(Exercise task) Search the listing for the string "value" and copy every line that contains it.

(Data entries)
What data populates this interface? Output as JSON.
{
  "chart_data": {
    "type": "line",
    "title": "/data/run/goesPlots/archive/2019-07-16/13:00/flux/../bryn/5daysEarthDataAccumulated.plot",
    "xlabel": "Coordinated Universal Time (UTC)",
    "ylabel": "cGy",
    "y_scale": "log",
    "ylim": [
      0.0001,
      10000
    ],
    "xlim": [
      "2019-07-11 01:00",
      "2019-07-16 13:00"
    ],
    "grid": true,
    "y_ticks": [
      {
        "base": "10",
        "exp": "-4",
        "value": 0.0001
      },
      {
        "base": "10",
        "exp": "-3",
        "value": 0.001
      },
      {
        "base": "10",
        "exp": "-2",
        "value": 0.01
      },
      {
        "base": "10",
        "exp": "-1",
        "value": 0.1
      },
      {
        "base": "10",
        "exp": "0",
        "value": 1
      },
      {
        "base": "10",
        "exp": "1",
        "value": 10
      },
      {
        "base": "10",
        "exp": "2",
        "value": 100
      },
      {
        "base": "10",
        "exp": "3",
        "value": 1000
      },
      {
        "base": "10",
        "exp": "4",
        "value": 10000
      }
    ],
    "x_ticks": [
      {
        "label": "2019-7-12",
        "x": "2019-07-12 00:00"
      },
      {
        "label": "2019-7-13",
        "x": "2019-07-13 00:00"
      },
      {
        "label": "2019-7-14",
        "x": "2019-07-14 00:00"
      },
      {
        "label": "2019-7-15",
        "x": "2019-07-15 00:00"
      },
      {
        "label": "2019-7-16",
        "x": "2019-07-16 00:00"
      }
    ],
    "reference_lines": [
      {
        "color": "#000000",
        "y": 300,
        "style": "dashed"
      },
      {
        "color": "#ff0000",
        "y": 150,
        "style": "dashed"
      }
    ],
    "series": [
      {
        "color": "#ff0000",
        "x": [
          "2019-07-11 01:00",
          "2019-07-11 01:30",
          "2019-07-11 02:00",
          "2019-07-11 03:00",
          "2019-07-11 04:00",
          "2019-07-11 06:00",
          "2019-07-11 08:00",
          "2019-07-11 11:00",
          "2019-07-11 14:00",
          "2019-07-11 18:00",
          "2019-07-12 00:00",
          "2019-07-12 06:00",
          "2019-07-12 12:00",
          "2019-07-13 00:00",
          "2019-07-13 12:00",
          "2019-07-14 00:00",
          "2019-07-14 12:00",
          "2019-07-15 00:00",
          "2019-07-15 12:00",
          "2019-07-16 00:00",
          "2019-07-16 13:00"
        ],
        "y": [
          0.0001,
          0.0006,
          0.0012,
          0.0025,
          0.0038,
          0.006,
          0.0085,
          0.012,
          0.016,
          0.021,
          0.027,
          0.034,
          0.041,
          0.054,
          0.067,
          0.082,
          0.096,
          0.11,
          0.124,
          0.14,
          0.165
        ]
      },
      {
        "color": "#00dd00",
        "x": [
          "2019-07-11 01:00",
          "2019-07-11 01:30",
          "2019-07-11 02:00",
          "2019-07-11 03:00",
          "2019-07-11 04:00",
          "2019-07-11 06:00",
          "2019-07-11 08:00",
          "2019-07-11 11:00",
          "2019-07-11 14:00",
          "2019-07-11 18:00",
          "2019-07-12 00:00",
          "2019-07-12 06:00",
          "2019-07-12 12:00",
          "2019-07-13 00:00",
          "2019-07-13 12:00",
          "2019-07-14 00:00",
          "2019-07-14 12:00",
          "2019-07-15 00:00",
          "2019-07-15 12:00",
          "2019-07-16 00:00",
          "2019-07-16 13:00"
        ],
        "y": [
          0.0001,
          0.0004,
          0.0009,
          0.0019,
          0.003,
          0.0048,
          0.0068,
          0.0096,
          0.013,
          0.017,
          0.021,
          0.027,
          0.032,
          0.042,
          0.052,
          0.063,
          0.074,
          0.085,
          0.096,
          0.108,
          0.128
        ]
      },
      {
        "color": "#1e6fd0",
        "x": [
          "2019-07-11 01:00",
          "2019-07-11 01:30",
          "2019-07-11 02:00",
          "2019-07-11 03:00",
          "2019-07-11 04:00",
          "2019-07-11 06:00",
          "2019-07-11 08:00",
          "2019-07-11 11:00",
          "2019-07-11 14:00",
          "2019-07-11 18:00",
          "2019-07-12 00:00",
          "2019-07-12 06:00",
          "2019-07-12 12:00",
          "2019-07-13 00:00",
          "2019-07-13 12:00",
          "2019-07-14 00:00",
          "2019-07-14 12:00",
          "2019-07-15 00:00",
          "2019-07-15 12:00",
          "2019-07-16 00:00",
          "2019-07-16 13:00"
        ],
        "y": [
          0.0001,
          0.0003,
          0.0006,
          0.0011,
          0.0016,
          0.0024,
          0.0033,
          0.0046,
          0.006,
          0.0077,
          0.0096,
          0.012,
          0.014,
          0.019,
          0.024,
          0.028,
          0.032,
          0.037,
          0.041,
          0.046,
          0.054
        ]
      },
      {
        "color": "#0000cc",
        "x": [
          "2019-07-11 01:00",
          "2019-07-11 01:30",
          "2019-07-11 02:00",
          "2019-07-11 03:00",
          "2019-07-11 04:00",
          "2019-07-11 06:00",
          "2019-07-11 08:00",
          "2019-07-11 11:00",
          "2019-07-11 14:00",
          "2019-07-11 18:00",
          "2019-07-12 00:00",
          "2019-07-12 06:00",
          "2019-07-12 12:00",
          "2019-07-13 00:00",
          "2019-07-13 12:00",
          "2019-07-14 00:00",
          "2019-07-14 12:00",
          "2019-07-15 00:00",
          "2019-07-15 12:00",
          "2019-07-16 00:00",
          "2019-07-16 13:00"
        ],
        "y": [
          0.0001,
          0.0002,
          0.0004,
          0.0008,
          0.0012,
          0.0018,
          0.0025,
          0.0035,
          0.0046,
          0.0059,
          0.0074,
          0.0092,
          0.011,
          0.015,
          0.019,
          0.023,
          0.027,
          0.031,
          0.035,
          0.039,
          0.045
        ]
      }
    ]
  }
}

(The completed task)
        "value": 0.0001
        "value": 0.001
        "value": 0.01
        "value": 0.1
        "value": 1
        "value": 10
        "value": 100
        "value": 1000
        "value": 10000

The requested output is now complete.